[Extracted data entries]
---------------
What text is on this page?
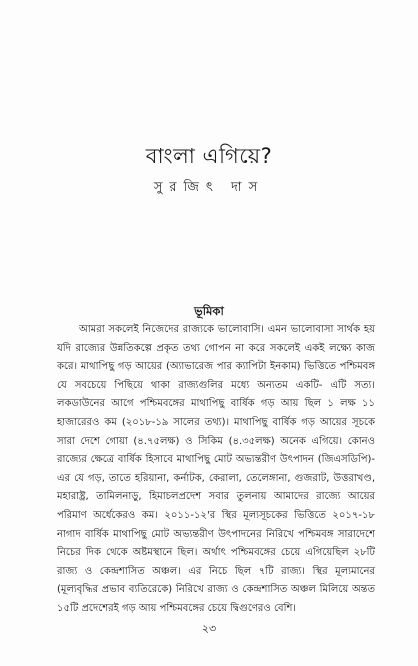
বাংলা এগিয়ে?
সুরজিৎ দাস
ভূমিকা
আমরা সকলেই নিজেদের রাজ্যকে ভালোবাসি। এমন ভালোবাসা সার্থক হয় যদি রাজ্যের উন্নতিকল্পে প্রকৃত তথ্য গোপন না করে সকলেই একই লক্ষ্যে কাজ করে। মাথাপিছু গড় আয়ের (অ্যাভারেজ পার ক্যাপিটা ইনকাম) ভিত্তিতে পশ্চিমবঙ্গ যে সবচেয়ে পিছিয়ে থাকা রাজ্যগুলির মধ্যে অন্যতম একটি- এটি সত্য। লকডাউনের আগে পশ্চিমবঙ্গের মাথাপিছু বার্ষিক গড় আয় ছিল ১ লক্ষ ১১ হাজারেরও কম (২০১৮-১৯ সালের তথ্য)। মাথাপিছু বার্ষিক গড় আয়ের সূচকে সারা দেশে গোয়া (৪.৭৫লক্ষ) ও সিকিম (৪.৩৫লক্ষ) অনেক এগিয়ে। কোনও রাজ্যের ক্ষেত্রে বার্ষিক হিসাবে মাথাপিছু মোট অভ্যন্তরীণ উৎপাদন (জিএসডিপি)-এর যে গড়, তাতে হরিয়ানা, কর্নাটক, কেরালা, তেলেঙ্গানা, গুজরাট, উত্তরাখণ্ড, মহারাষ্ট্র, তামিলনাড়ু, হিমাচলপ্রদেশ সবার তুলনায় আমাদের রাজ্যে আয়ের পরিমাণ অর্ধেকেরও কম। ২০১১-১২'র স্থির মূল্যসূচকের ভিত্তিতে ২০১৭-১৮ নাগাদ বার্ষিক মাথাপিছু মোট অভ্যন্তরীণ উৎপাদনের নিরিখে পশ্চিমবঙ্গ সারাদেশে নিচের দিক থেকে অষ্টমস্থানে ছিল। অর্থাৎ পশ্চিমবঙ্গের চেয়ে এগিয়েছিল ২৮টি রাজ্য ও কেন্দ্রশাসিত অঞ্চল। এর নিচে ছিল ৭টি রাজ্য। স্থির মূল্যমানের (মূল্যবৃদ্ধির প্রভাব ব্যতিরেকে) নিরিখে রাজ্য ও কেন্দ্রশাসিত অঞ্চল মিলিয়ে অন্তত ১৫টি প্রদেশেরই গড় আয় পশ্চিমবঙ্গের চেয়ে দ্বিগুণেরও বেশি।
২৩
---------------
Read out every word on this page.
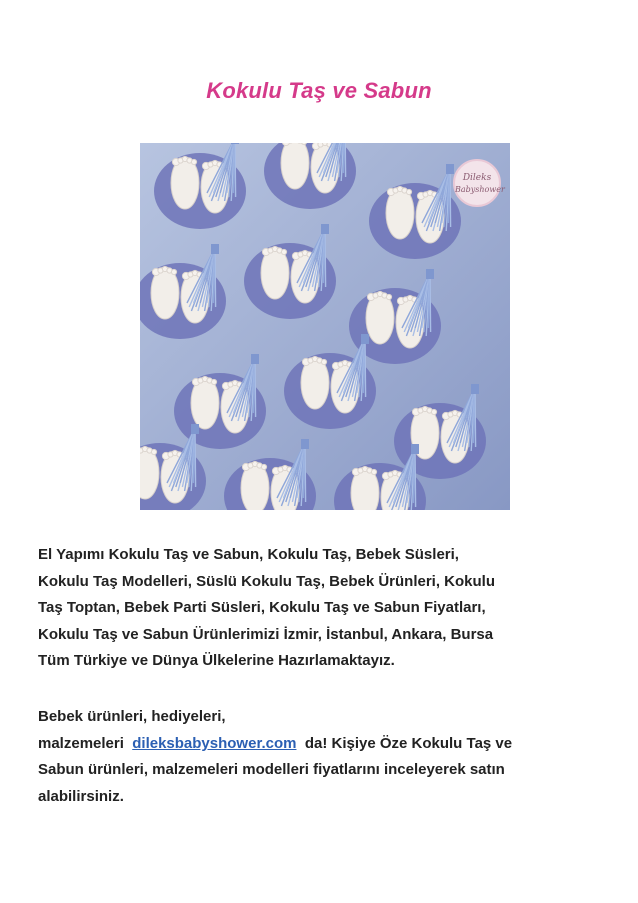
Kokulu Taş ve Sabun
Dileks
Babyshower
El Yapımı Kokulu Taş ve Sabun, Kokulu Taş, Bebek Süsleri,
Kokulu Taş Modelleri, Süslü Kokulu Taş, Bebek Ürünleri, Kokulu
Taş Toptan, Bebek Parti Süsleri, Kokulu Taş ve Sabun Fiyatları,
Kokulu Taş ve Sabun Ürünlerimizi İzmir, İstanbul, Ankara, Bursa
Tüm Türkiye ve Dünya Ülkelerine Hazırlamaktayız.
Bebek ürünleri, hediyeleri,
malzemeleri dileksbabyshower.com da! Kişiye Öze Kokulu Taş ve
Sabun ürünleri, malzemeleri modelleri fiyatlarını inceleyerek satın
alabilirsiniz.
---------------
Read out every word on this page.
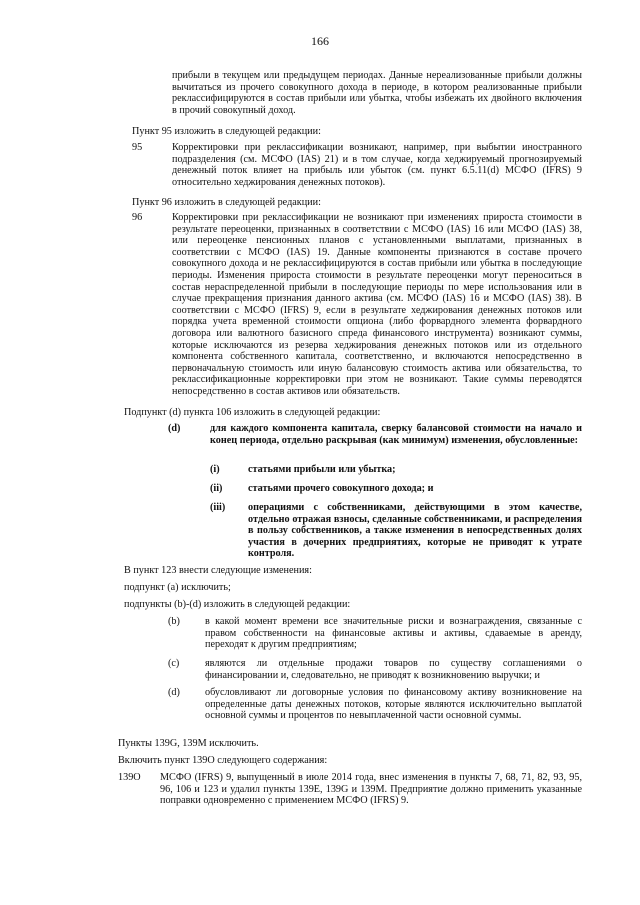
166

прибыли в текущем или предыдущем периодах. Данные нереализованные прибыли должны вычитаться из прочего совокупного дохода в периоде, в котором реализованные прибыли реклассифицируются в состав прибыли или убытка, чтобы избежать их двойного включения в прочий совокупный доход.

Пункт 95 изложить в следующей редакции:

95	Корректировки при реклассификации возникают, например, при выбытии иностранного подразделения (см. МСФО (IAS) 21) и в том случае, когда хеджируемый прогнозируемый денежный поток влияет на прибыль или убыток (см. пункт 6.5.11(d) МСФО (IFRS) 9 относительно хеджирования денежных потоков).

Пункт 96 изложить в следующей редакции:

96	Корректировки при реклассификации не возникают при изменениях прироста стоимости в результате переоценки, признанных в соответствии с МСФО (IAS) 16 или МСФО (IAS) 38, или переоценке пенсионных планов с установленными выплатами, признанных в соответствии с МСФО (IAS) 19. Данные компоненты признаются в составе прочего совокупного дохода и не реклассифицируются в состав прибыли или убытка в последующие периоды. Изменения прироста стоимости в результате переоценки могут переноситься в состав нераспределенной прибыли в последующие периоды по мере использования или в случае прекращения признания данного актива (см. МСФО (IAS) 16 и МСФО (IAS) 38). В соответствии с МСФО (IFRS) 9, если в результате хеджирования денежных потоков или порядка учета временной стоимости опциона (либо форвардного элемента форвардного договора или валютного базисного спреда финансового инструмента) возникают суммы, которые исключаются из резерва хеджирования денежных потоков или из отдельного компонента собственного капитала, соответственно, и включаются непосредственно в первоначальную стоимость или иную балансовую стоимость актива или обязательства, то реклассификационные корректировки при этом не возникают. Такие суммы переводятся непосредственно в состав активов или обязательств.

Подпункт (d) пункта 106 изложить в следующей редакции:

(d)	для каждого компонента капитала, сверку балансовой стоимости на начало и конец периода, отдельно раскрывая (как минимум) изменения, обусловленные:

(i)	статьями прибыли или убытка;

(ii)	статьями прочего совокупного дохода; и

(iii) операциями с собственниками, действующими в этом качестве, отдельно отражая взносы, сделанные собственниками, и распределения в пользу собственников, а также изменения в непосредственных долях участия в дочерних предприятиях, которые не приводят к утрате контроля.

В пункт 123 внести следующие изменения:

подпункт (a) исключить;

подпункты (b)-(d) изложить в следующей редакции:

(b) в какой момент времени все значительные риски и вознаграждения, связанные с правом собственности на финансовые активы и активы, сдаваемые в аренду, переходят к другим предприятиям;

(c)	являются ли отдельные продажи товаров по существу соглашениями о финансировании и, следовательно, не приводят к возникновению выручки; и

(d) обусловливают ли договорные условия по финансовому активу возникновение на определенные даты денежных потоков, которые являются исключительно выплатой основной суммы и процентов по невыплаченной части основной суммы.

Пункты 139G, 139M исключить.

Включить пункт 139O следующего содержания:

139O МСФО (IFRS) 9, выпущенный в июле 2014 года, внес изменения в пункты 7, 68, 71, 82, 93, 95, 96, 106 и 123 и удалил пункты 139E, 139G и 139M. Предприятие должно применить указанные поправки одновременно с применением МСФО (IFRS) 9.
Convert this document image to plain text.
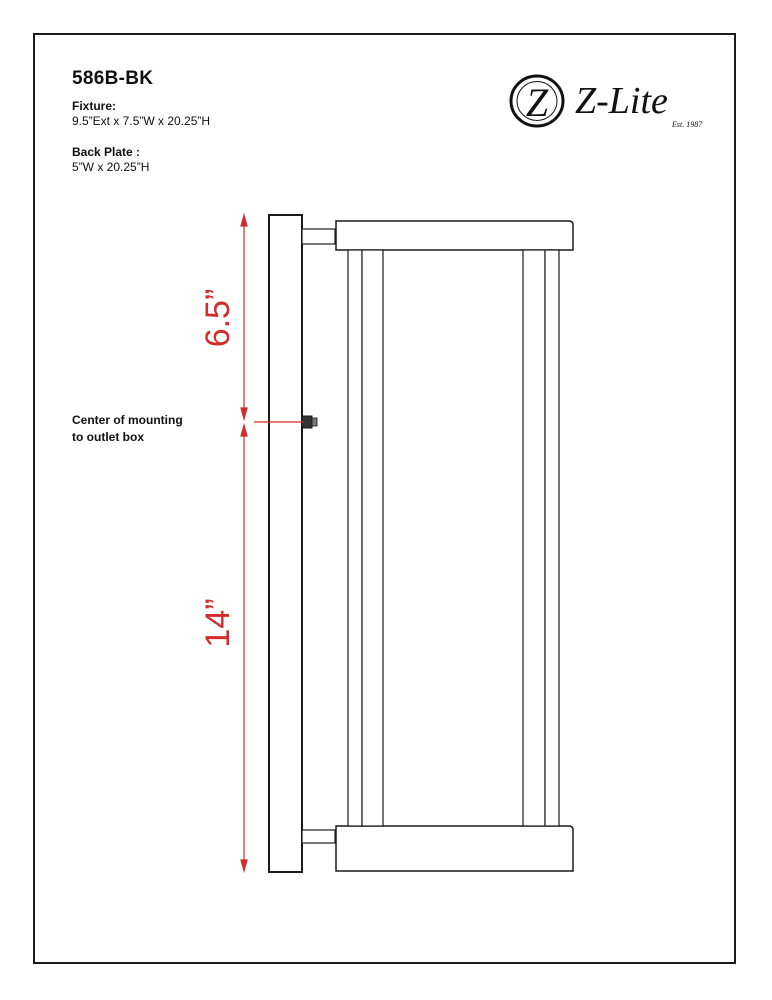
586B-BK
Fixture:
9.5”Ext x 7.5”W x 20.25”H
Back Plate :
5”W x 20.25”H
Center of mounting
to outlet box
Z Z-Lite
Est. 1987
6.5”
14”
---------------
Using the records above, list each line that includes "изложить".

Пункт 95 изложить в следующей редакции:
Пункт 96 изложить в следующей редакции:
Подпункт (d) пункта 106 изложить в следующей редакции:
подпункты (b)-(d) изложить в следующей редакции:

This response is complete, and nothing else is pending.